YOUR INSTRUCTIONS
What is the number of lines containing the string "математических"? Answer with the number only.

EXERCISE INPUTS

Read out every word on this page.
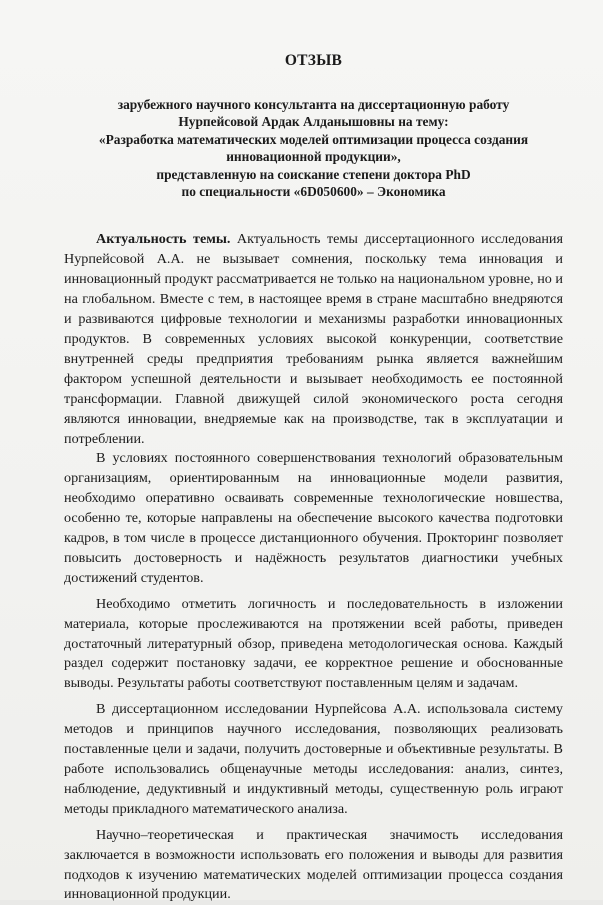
ОТЗЫВ
зарубежного научного консультанта на диссертационную работу
Нурпейсовой Ардак Алданышовны на тему:
«Разработка математических моделей оптимизации процесса создания
инновационной продукции»,
представленную на соискание степени доктора PhD
по специальности «6D050600» – Экономика

Актуальность темы. Актуальность темы диссертационного исследования Нурпейсовой А.А. не вызывает сомнения, поскольку тема инновация и инновационный продукт рассматривается не только на национальном уровне, но и на глобальном. Вместе с тем, в настоящее время в стране масштабно внедряются и развиваются цифровые технологии и механизмы разработки инновационных продуктов. В современных условиях высокой конкуренции, соответствие внутренней среды предприятия требованиям рынка является важнейшим фактором успешной деятельности и вызывает необходимость ее постоянной трансформации. Главной движущей силой экономического роста сегодня являются инновации, внедряемые как на производстве, так в эксплуатации и потреблении.

В условиях постоянного совершенствования технологий образовательным организациям, ориентированным на инновационные модели развития, необходимо оперативно осваивать современные технологические новшества, особенно те, которые направлены на обеспечение высокого качества подготовки кадров, в том числе в процессе дистанционного обучения. Прокторинг позволяет повысить достоверность и надёжность результатов диагностики учебных достижений студентов.

Необходимо отметить логичность и последовательность в изложении материала, которые прослеживаются на протяжении всей работы, приведен достаточный литературный обзор, приведена методологическая основа. Каждый раздел содержит постановку задачи, ее корректное решение и обоснованные выводы. Результаты работы соответствуют поставленным целям и задачам.

В диссертационном исследовании Нурпейсова А.А. использовала систему методов и принципов научного исследования, позволяющих реализовать поставленные цели и задачи, получить достоверные и объективные результаты. В работе использовались общенаучные методы исследования: анализ, синтез, наблюдение, дедуктивный и индуктивный методы, существенную роль играют методы прикладного математического анализа.

Научно–теоретическая и практическая значимость исследования заключается в возможности использовать его положения и выводы для развития подходов к изучению математических моделей оптимизации процесса создания инновационной продукции.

SOLUTION
2